» EXERCISE OBJECTIVE:
Report the number of lines in the entries below that include the word "Шилыковское", and nothing else.

________

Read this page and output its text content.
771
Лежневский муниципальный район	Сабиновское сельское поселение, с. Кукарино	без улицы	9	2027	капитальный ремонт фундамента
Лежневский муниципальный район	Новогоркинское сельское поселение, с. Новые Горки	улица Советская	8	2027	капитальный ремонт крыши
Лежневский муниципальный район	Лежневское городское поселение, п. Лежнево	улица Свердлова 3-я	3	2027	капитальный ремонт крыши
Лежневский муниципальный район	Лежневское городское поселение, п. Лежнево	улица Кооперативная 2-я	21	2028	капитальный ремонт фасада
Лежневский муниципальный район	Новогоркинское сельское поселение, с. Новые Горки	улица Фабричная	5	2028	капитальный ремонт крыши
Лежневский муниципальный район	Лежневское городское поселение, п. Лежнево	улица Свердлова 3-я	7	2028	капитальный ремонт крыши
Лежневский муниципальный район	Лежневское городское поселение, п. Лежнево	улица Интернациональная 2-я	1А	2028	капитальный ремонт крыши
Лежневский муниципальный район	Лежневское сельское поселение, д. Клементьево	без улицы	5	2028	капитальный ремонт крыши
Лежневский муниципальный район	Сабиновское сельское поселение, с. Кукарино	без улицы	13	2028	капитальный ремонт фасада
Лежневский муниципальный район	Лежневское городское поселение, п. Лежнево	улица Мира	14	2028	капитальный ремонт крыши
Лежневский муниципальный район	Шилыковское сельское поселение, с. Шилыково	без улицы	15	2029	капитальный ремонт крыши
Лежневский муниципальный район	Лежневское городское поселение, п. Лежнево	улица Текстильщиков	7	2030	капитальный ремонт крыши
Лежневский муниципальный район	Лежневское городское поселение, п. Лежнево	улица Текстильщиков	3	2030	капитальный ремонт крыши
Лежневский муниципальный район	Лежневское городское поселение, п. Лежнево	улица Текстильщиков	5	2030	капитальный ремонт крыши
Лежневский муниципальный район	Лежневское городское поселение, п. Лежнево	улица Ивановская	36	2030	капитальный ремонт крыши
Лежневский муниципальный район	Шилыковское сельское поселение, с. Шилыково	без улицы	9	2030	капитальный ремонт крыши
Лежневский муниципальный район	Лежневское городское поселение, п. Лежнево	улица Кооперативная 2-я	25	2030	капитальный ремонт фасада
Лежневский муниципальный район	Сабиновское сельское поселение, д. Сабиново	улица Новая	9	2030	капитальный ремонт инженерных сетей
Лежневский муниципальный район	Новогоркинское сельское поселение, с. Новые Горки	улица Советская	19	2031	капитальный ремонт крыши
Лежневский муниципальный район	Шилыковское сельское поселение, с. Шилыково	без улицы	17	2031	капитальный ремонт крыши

________

» OUTPUT OF THE EXERCISE:
3